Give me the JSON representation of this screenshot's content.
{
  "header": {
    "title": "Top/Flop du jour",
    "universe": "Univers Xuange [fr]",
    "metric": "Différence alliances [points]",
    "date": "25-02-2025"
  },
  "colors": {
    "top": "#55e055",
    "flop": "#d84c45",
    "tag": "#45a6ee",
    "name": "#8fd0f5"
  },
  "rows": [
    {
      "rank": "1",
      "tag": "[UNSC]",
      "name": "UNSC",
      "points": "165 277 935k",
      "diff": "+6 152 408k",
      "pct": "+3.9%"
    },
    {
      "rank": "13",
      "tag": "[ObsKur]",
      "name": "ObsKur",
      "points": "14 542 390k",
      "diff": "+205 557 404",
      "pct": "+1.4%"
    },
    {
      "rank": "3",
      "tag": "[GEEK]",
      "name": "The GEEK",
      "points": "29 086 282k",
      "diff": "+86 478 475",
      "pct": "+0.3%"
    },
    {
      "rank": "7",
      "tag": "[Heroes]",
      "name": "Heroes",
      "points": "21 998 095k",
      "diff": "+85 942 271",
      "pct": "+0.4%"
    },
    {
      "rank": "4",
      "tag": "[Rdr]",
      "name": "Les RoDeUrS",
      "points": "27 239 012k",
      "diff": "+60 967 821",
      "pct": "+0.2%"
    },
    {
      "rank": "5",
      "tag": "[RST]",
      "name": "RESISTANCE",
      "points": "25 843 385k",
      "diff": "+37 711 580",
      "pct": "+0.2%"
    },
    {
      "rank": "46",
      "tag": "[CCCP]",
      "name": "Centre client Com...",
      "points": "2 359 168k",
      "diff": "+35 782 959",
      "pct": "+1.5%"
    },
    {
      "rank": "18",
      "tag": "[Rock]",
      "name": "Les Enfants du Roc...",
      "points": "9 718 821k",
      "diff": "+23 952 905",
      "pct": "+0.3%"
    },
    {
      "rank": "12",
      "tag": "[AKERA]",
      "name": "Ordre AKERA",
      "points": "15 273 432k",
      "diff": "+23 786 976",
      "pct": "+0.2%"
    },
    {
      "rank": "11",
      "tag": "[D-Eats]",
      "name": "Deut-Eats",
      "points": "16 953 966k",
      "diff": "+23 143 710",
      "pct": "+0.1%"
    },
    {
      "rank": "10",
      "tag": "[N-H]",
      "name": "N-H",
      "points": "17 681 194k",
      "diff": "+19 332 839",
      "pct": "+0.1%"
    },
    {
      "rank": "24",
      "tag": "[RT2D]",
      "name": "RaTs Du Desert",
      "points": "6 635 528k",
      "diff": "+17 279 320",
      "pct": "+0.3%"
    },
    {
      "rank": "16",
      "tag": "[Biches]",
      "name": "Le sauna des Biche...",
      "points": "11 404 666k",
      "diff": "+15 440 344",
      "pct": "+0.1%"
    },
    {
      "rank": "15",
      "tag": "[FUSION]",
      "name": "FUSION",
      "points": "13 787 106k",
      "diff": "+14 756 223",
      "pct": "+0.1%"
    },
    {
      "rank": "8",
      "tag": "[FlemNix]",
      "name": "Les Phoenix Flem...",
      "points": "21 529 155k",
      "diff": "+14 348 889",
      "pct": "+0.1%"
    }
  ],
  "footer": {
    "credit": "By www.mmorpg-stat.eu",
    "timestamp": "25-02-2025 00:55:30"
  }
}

GIVEN EXERCISE:
Return the full listing, character for character.

REPLY TO THE TASK:
Give me the JSON representation of this screenshot's content.
{
  "header": {
    "title": "Top/Flop du jour",
    "universe": "Univers Xuange [fr]",
    "metric": "Différence alliances [points]",
    "date": "25-02-2025"
  },
  "colors": {
    "top": "#55e055",
    "flop": "#d84c45",
    "tag": "#45a6ee",
    "name": "#8fd0f5"
  },
  "rows": [
    {
      "rank": "1",
      "tag": "[UNSC]",
      "name": "UNSC",
      "points": "165 277 935k",
      "diff": "+6 152 408k",
      "pct": "+3.9%"
    },
    {
      "rank": "13",
      "tag": "[ObsKur]",
      "name": "ObsKur",
      "points": "14 542 390k",
      "diff": "+205 557 404",
      "pct": "+1.4%"
    },
    {
      "rank": "3",
      "tag": "[GEEK]",
      "name": "The GEEK",
      "points": "29 086 282k",
      "diff": "+86 478 475",
      "pct": "+0.3%"
    },
    {
      "rank": "7",
      "tag": "[Heroes]",
      "name": "Heroes",
      "points": "21 998 095k",
      "diff": "+85 942 271",
      "pct": "+0.4%"
    },
    {
      "rank": "4",
      "tag": "[Rdr]",
      "name": "Les RoDeUrS",
      "points": "27 239 012k",
      "diff": "+60 967 821",
      "pct": "+0.2%"
    },
    {
      "rank": "5",
      "tag": "[RST]",
      "name": "RESISTANCE",
      "points": "25 843 385k",
      "diff": "+37 711 580",
      "pct": "+0.2%"
    },
    {
      "rank": "46",
      "tag": "[CCCP]",
      "name": "Centre client Com...",
      "points": "2 359 168k",
      "diff": "+35 782 959",
      "pct": "+1.5%"
    },
    {
      "rank": "18",
      "tag": "[Rock]",
      "name": "Les Enfants du Roc...",
      "points": "9 718 821k",
      "diff": "+23 952 905",
      "pct": "+0.3%"
    },
    {
      "rank": "12",
      "tag": "[AKERA]",
      "name": "Ordre AKERA",
      "points": "15 273 432k",
      "diff": "+23 786 976",
      "pct": "+0.2%"
    },
    {
      "rank": "11",
      "tag": "[D-Eats]",
      "name": "Deut-Eats",
      "points": "16 953 966k",
      "diff": "+23 143 710",
      "pct": "+0.1%"
    },
    {
      "rank": "10",
      "tag": "[N-H]",
      "name": "N-H",
      "points": "17 681 194k",
      "diff": "+19 332 839",
      "pct": "+0.1%"
    },
    {
      "rank": "24",
      "tag": "[RT2D]",
      "name": "RaTs Du Desert",
      "points": "6 635 528k",
      "diff": "+17 279 320",
      "pct": "+0.3%"
    },
    {
      "rank": "16",
      "tag": "[Biches]",
      "name": "Le sauna des Biche...",
      "points": "11 404 666k",
      "diff": "+15 440 344",
      "pct": "+0.1%"
    },
    {
      "rank": "15",
      "tag": "[FUSION]",
      "name": "FUSION",
      "points": "13 787 106k",
      "diff": "+14 756 223",
      "pct": "+0.1%"
    },
    {
      "rank": "8",
      "tag": "[FlemNix]",
      "name": "Les Phoenix Flem...",
      "points": "21 529 155k",
      "diff": "+14 348 889",
      "pct": "+0.1%"
    }
  ],
  "footer": {
    "credit": "By www.mmorpg-stat.eu",
    "timestamp": "25-02-2025 00:55:30"
  }
}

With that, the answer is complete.